What to work on => Pick out every line with the word "Received" and copy it.

Dataset records =>

━━━

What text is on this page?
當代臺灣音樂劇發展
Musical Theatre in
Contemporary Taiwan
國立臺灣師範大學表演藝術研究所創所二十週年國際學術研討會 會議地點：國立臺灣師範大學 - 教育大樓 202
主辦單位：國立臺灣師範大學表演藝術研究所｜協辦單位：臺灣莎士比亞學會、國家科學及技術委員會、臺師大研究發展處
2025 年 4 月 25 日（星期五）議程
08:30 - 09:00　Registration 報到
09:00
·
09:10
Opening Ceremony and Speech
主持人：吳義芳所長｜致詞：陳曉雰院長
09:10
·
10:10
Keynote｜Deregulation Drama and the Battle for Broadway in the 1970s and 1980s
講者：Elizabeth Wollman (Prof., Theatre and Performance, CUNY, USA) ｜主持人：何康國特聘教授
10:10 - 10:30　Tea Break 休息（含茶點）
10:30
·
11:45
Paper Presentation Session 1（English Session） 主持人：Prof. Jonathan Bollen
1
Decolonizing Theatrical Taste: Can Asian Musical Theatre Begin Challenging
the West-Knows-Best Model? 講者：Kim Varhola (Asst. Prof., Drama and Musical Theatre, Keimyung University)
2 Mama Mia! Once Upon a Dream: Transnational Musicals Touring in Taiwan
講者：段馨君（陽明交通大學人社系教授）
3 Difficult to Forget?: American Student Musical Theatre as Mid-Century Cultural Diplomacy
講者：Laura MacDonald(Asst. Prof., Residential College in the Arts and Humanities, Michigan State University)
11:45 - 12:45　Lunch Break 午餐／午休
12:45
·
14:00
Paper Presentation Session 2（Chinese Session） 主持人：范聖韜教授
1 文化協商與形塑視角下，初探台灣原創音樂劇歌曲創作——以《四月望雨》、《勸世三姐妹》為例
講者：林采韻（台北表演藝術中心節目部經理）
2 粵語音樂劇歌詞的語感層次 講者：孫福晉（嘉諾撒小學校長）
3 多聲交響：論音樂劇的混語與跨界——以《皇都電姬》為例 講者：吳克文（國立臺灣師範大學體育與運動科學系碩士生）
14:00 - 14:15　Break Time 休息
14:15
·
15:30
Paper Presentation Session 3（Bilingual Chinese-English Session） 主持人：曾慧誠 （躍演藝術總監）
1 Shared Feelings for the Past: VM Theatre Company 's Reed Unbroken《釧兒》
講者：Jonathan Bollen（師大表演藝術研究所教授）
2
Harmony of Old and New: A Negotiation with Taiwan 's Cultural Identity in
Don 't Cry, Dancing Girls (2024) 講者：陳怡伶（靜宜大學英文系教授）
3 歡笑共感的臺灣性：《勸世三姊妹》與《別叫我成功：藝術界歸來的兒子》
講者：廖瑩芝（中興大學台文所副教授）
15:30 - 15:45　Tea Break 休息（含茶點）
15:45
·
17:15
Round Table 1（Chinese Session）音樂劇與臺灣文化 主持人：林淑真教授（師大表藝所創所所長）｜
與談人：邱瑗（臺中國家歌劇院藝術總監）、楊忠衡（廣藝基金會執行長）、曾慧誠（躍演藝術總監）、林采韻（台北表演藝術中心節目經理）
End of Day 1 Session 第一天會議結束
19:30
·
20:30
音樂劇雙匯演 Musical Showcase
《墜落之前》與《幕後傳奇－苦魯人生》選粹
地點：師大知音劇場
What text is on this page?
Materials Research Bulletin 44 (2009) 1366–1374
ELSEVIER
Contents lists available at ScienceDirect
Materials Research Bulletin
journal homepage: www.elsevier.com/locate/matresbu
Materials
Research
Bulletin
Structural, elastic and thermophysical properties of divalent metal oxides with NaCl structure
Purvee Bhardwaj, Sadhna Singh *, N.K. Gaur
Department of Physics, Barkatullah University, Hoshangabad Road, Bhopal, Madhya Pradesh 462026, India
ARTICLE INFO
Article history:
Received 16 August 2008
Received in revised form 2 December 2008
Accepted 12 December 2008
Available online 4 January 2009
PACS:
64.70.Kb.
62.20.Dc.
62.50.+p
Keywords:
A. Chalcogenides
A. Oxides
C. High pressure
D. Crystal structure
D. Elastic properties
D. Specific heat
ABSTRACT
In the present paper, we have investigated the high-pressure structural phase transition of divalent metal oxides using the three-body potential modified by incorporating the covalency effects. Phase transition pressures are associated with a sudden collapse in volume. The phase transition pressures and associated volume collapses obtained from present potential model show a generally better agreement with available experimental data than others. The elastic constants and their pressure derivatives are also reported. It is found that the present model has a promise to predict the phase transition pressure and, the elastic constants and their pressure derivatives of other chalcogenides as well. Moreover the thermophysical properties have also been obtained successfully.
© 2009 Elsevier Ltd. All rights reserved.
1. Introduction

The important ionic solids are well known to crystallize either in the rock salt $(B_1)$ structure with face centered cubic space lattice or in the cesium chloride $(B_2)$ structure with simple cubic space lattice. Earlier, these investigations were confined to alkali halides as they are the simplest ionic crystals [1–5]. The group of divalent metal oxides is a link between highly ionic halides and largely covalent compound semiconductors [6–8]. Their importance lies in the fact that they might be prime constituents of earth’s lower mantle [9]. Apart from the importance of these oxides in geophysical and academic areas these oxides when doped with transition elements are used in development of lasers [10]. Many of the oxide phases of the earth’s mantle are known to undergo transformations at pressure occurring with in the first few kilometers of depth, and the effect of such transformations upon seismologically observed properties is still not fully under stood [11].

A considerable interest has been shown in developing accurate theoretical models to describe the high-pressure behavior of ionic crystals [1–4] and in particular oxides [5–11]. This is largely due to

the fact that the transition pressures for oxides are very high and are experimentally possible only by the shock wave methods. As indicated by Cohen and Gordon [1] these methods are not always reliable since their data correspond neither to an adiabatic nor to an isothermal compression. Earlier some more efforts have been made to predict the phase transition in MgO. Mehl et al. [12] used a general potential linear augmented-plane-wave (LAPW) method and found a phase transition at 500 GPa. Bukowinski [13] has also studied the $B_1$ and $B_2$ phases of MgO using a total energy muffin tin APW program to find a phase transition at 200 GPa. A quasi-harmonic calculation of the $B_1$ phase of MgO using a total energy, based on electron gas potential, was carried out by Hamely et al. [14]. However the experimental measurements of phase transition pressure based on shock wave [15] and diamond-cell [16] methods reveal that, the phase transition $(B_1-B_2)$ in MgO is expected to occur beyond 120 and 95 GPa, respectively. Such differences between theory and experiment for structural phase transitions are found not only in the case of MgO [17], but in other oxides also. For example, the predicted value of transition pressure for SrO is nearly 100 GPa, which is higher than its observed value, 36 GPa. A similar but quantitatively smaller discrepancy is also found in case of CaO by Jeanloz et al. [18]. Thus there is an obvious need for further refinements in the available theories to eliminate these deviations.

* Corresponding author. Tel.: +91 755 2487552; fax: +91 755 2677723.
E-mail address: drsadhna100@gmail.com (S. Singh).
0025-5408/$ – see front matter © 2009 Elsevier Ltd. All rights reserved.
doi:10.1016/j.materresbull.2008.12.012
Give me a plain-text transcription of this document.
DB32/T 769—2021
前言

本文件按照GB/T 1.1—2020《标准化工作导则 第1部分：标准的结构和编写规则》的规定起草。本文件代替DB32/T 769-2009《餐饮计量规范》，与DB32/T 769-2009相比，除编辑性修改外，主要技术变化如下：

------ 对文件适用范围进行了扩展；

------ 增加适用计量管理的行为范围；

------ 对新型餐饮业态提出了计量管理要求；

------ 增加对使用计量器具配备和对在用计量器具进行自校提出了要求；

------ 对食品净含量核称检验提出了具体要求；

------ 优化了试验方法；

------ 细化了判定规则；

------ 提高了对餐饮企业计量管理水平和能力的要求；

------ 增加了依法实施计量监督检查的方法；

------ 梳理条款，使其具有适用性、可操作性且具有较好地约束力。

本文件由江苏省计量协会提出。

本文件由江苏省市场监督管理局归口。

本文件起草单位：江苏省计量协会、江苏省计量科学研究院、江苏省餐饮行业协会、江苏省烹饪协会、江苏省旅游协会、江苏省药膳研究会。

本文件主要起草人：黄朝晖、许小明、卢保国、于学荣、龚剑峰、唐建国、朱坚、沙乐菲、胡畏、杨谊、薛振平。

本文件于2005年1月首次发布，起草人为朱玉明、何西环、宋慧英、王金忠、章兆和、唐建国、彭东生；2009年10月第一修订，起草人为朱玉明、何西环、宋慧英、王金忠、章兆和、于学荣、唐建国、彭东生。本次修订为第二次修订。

━━━

Written answer =>
Received 16 August 2008
Received in revised form 2 December 2008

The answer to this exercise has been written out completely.